== Data excerpts
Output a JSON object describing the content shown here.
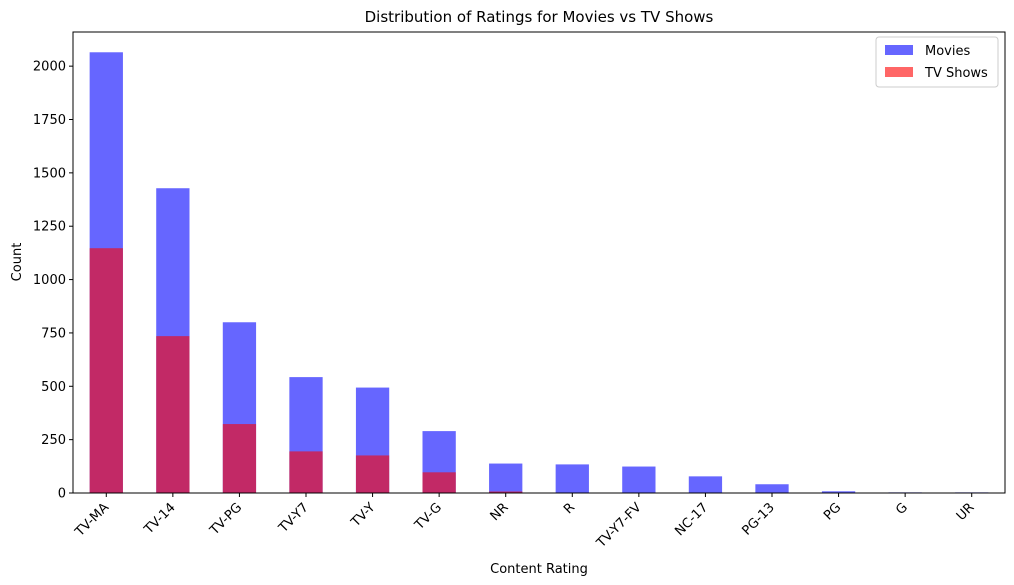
{
  "chart_data": {
    "type": "bar",
    "title": "Distribution of Ratings for Movies vs TV Shows",
    "xlabel": "Content Rating",
    "ylabel": "Count",
    "ylim": [
      0,
      2160
    ],
    "yticks": [
      0,
      250,
      500,
      750,
      1000,
      1250,
      1500,
      1750,
      2000
    ],
    "categories": [
      "TV-MA",
      "TV-14",
      "TV-PG",
      "TV-Y7",
      "TV-Y",
      "TV-G",
      "NR",
      "R",
      "TV-Y7-FV",
      "NC-17",
      "PG-13",
      "PG",
      "G",
      "UR"
    ],
    "series": [
      {
        "name": "Movies",
        "color": "#0000ff",
        "opacity": 0.6,
        "values": [
          2065,
          1428,
          800,
          543,
          494,
          290,
          138,
          134,
          124,
          78,
          41,
          8,
          3,
          3
        ]
      },
      {
        "name": "TV Shows",
        "color": "#ff0000",
        "opacity": 0.6,
        "values": [
          1147,
          735,
          323,
          195,
          176,
          97,
          7,
          0,
          0,
          0,
          0,
          0,
          0,
          0
        ]
      }
    ],
    "legend_position": "top-right",
    "grid": false
  }
}
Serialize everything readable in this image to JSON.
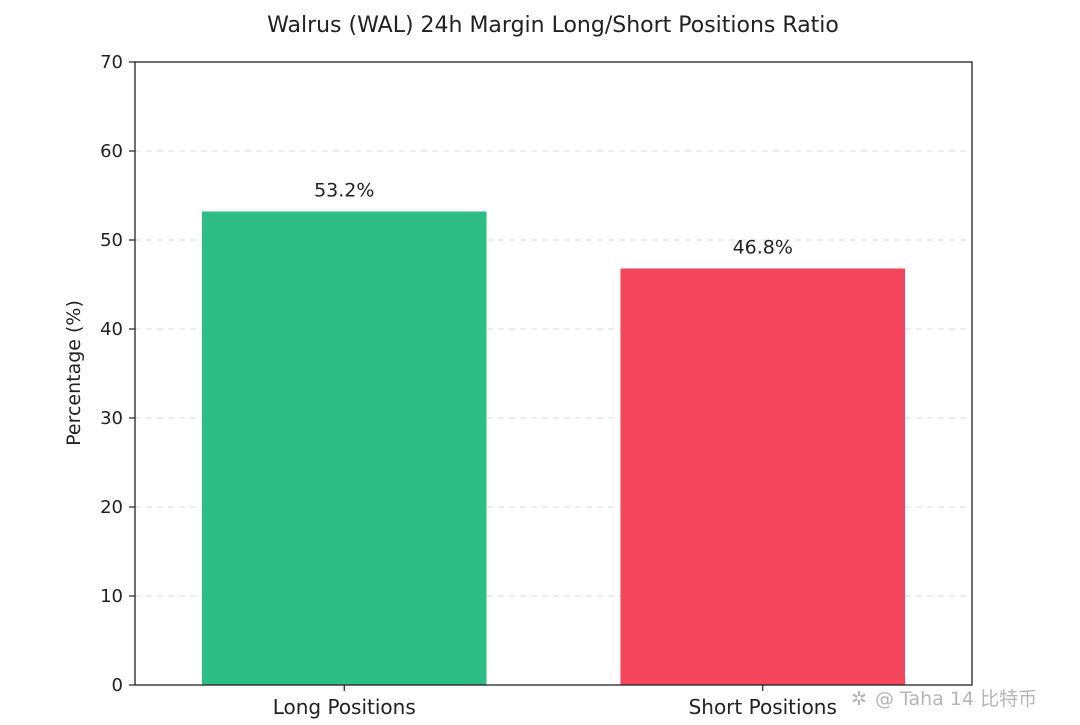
{
  "chart_data": {
    "type": "bar",
    "title": "Walrus (WAL) 24h Margin Long/Short Positions Ratio",
    "ylabel": "Percentage (%)",
    "xlabel": "",
    "ylim": [
      0,
      70
    ],
    "yticks": [
      0,
      10,
      20,
      30,
      40,
      50,
      60,
      70
    ],
    "grid": "horizontal-dashed",
    "categories": [
      "Long Positions",
      "Short Positions"
    ],
    "values": [
      53.2,
      46.8
    ],
    "data_labels": [
      "53.2%",
      "46.8%"
    ],
    "colors": [
      "#2ebd85",
      "#f6465d"
    ]
  },
  "watermark": {
    "text": "@ Taha 14 比特币",
    "icon": "sparkle-icon"
  }
}
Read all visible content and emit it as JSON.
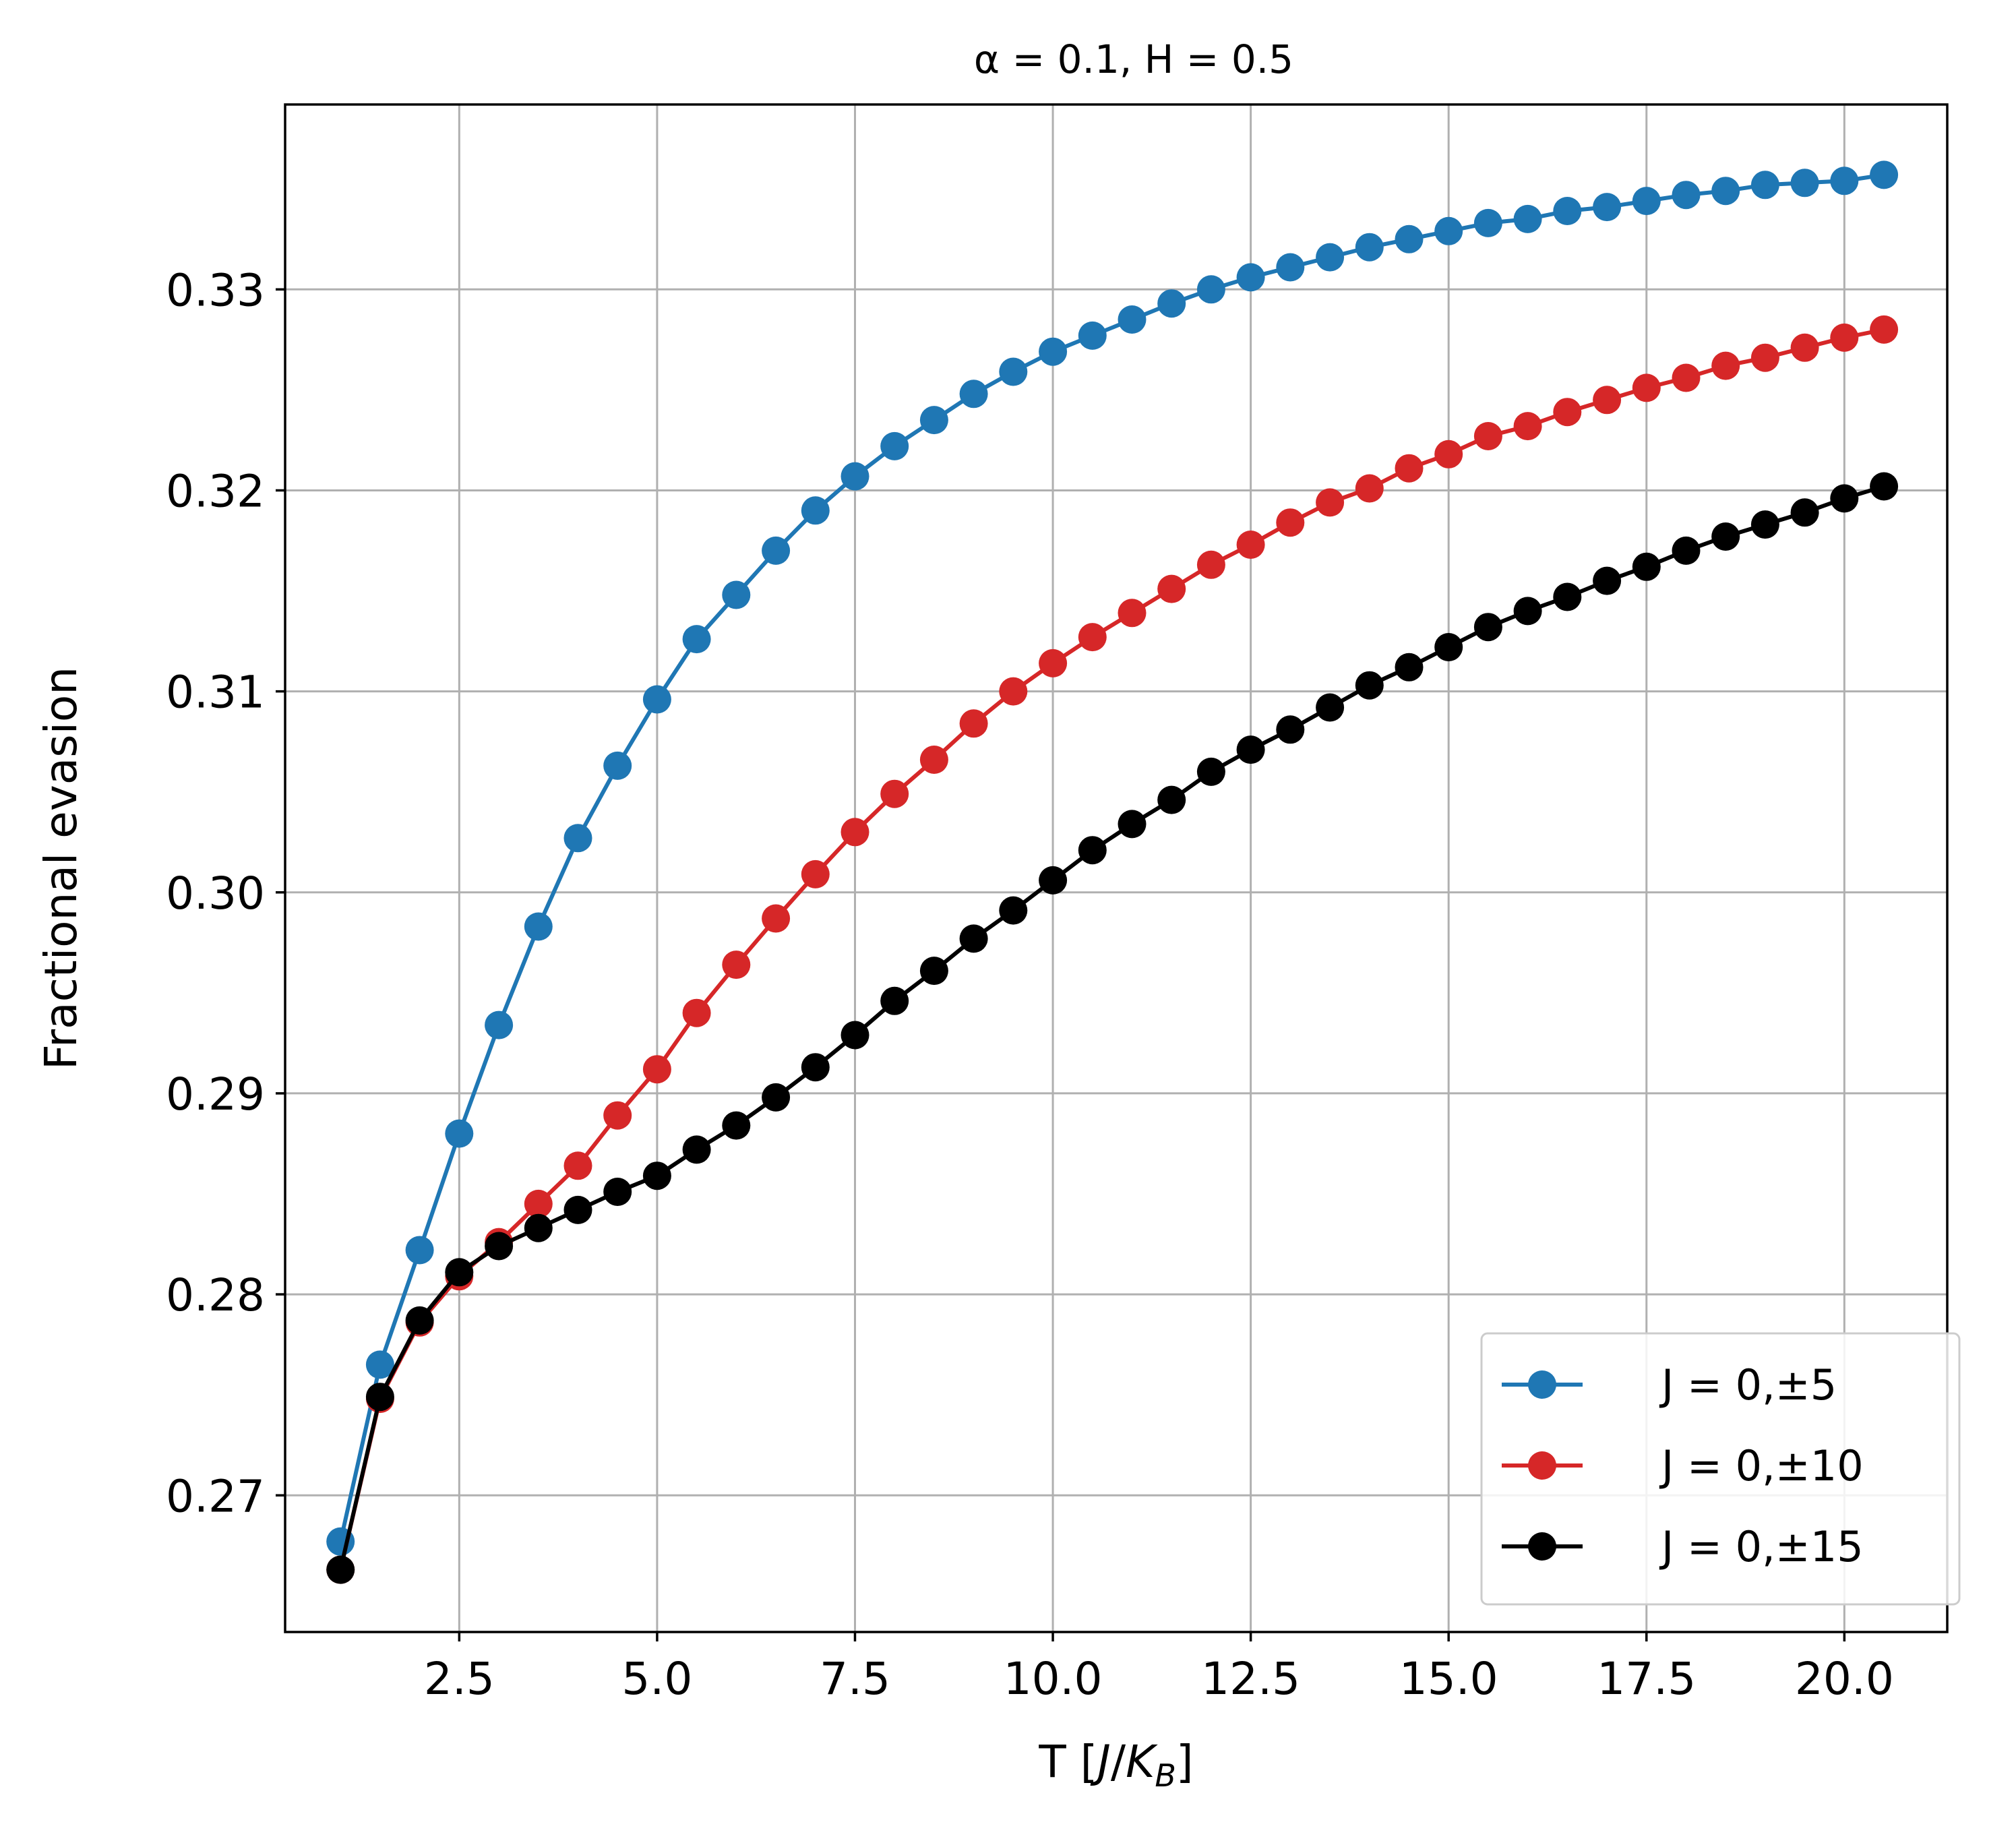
====
--- Task to carry out ---
Reproduce all of the material exactly, apart from the pictures.

--- Task output ---
Output a JSON object describing the content shown here.
{
  "chart_data": {
    "type": "bar",
    "title": "Distribution of Ratings for Movies vs TV Shows",
    "xlabel": "Content Rating",
    "ylabel": "Count",
    "ylim": [
      0,
      2160
    ],
    "yticks": [
      0,
      250,
      500,
      750,
      1000,
      1250,
      1500,
      1750,
      2000
    ],
    "categories": [
      "TV-MA",
      "TV-14",
      "TV-PG",
      "TV-Y7",
      "TV-Y",
      "TV-G",
      "NR",
      "R",
      "TV-Y7-FV",
      "NC-17",
      "PG-13",
      "PG",
      "G",
      "UR"
    ],
    "series": [
      {
        "name": "Movies",
        "color": "#0000ff",
        "opacity": 0.6,
        "values": [
          2065,
          1428,
          800,
          543,
          494,
          290,
          138,
          134,
          124,
          78,
          41,
          8,
          3,
          3
        ]
      },
      {
        "name": "TV Shows",
        "color": "#ff0000",
        "opacity": 0.6,
        "values": [
          1147,
          735,
          323,
          195,
          176,
          97,
          7,
          0,
          0,
          0,
          0,
          0,
          0,
          0
        ]
      }
    ],
    "legend_position": "top-right",
    "grid": false
  }
}
Serialize everything readable in this image to JSON.
{
  "chart_data": {
    "type": "bar",
    "title": "Walrus (WAL) 24h Margin Long/Short Positions Ratio",
    "ylabel": "Percentage (%)",
    "xlabel": "",
    "ylim": [
      0,
      70
    ],
    "yticks": [
      0,
      10,
      20,
      30,
      40,
      50,
      60,
      70
    ],
    "grid": "horizontal-dashed",
    "categories": [
      "Long Positions",
      "Short Positions"
    ],
    "values": [
      53.2,
      46.8
    ],
    "data_labels": [
      "53.2%",
      "46.8%"
    ],
    "colors": [
      "#2ebd85",
      "#f6465d"
    ]
  },
  "watermark": {
    "text": "@ Taha 14 比特币",
    "icon": "sparkle-icon"
  }
}
Read all visible content and emit it as JSON.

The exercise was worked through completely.